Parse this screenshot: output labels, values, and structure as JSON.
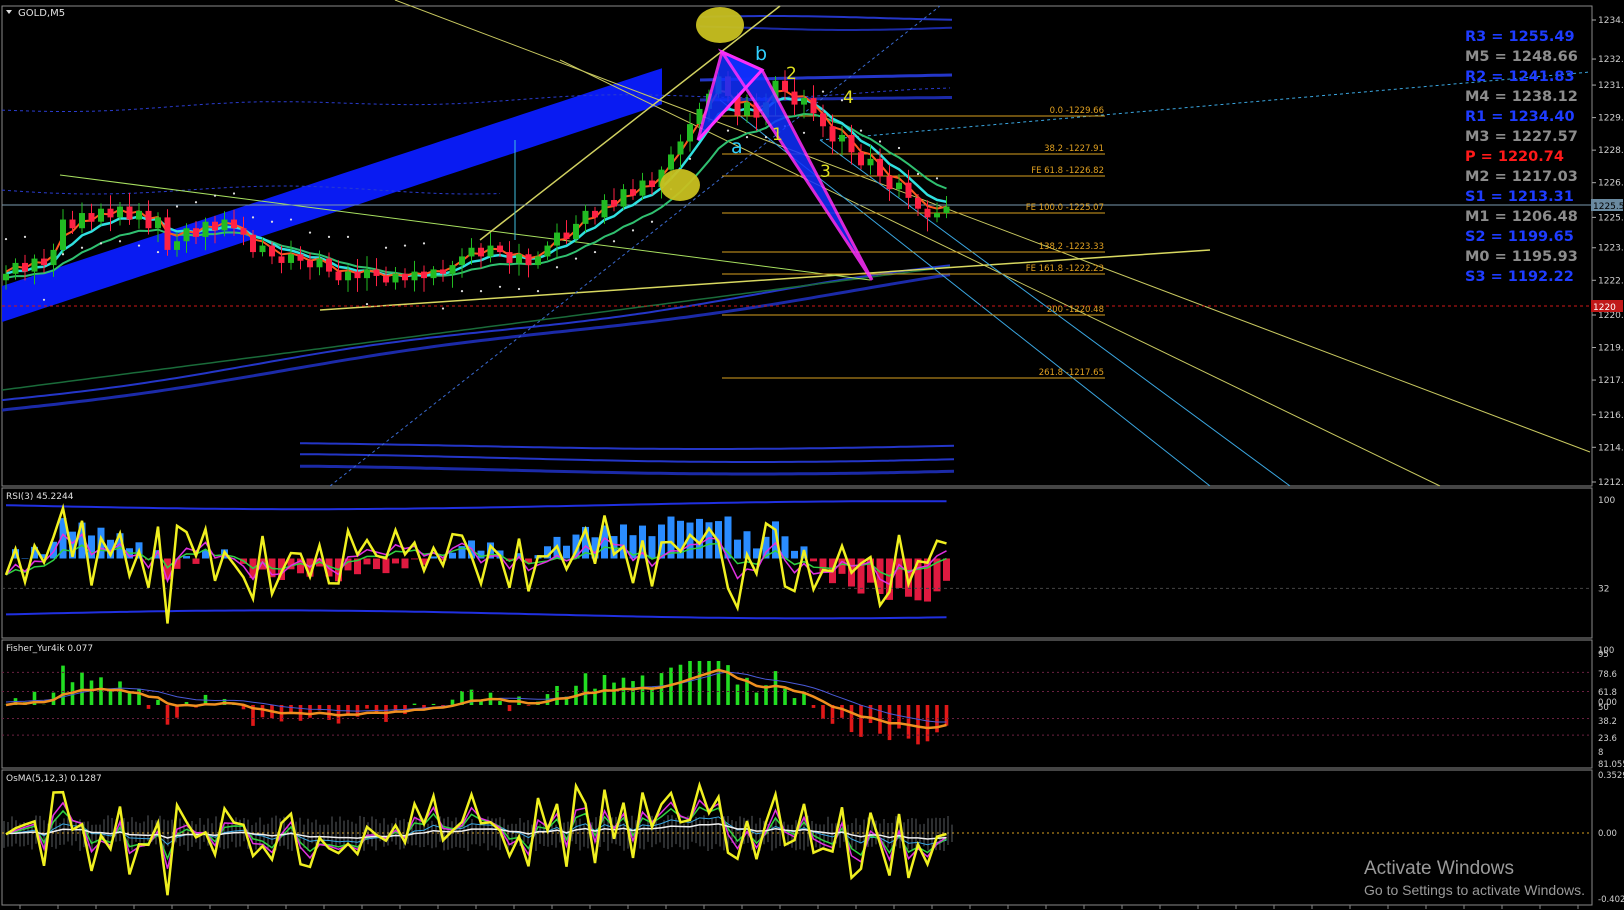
{
  "window": {
    "title": "GOLD,M5",
    "colors": {
      "background": "#000000",
      "bull": "#22bb22",
      "bear": "#ff2244",
      "grid": "#333333"
    }
  },
  "main": {
    "price_labels": [
      "1234.2",
      "1232.4",
      "1231.2",
      "1229.7",
      "1228.2",
      "1226.7",
      "1225.1",
      "1223.7",
      "1222.2",
      "1220.6",
      "1219.1",
      "1217.6",
      "1216.0",
      "1214.5",
      "1212.9"
    ],
    "current_price_tag": "1225.5",
    "red_level_tag": "1220",
    "pivots": [
      {
        "label": "R3",
        "value": "1255.49",
        "color": "#1e3cff"
      },
      {
        "label": "M5",
        "value": "1248.66",
        "color": "#8c8c8c"
      },
      {
        "label": "R2",
        "value": "1241.83",
        "color": "#1e3cff"
      },
      {
        "label": "M4",
        "value": "1238.12",
        "color": "#8c8c8c"
      },
      {
        "label": "R1",
        "value": "1234.40",
        "color": "#1e3cff"
      },
      {
        "label": "M3",
        "value": "1227.57",
        "color": "#8c8c8c"
      },
      {
        "label": "P",
        "value": "1220.74",
        "color": "#ff1a1a"
      },
      {
        "label": "M2",
        "value": "1217.03",
        "color": "#8c8c8c"
      },
      {
        "label": "S1",
        "value": "1213.31",
        "color": "#1e3cff"
      },
      {
        "label": "M1",
        "value": "1206.48",
        "color": "#8c8c8c"
      },
      {
        "label": "S2",
        "value": "1199.65",
        "color": "#1e3cff"
      },
      {
        "label": "M0",
        "value": "1195.93",
        "color": "#8c8c8c"
      },
      {
        "label": "S3",
        "value": "1192.22",
        "color": "#1e3cff"
      }
    ],
    "fib_levels": [
      {
        "text": "0.0 -1229.66"
      },
      {
        "text": "38.2 -1227.91"
      },
      {
        "text": "FE 61.8 -1226.82"
      },
      {
        "text": "FE 100.0 -1225.07"
      },
      {
        "text": "138.2 -1223.33"
      },
      {
        "text": "FE 161.8 -1222.23"
      },
      {
        "text": "200 -1220.48"
      },
      {
        "text": "261.8 -1217.65"
      }
    ],
    "wave_labels": {
      "b": "b",
      "a": "a",
      "w1": "1",
      "w2": "2",
      "w3": "3",
      "w4": "4"
    }
  },
  "rsi": {
    "title": "RSI(3) 45.2244",
    "scale": [
      "100",
      "32"
    ]
  },
  "fisher": {
    "title": "Fisher_Yur4ik 0.077",
    "scale": [
      "100",
      "95",
      "78.6",
      "61.8",
      "0.00",
      "50",
      "38.2",
      "23.6",
      "8",
      "81.055"
    ]
  },
  "osma": {
    "title": "OsMA(5,12,3) 0.1287",
    "scale": [
      "0.3529",
      "0.00",
      "-0.4021"
    ]
  },
  "watermark": {
    "line1": "Activate Windows",
    "line2": "Go to Settings to activate Windows."
  },
  "chart_data": {
    "type": "candlestick",
    "title": "GOLD,M5",
    "ylim": [
      1212.9,
      1234.2
    ],
    "close": [
      1222.5,
      1223.0,
      1222.6,
      1223.2,
      1222.9,
      1223.6,
      1225.0,
      1224.6,
      1225.3,
      1224.9,
      1225.5,
      1225.1,
      1225.6,
      1225.0,
      1225.4,
      1224.6,
      1225.1,
      1223.6,
      1224.0,
      1224.6,
      1224.2,
      1224.9,
      1224.5,
      1225.0,
      1224.6,
      1224.3,
      1223.5,
      1223.8,
      1223.3,
      1223.0,
      1223.4,
      1223.1,
      1222.8,
      1223.2,
      1222.6,
      1222.2,
      1222.6,
      1222.3,
      1222.7,
      1222.4,
      1222.1,
      1222.5,
      1222.2,
      1222.6,
      1222.3,
      1222.7,
      1222.5,
      1222.9,
      1223.3,
      1223.7,
      1223.3,
      1223.8,
      1223.5,
      1223.0,
      1223.4,
      1222.9,
      1223.3,
      1223.8,
      1224.4,
      1224.1,
      1224.8,
      1225.4,
      1225.1,
      1225.9,
      1225.6,
      1226.4,
      1226.1,
      1226.8,
      1226.5,
      1227.3,
      1228.0,
      1228.6,
      1229.4,
      1230.1,
      1230.8,
      1231.6,
      1230.7,
      1229.8,
      1230.4,
      1229.7,
      1230.4,
      1231.4,
      1230.9,
      1230.3,
      1230.6,
      1229.9,
      1229.3,
      1228.6,
      1228.9,
      1228.1,
      1227.5,
      1227.8,
      1227.0,
      1226.4,
      1226.7,
      1226.0,
      1225.5,
      1225.1,
      1225.3,
      1225.6
    ]
  }
}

- [Directive] Track down every line of the material containing the string "title", and copy it.

- [Worked answer]
    "title": "GOLD,M5",
    "title": "RSI(3) 45.2244",
    "title": "Fisher_Yur4ik 0.077",
    "title": "OsMA(5,12,3) 0.1287",
    "title": "GOLD,M5",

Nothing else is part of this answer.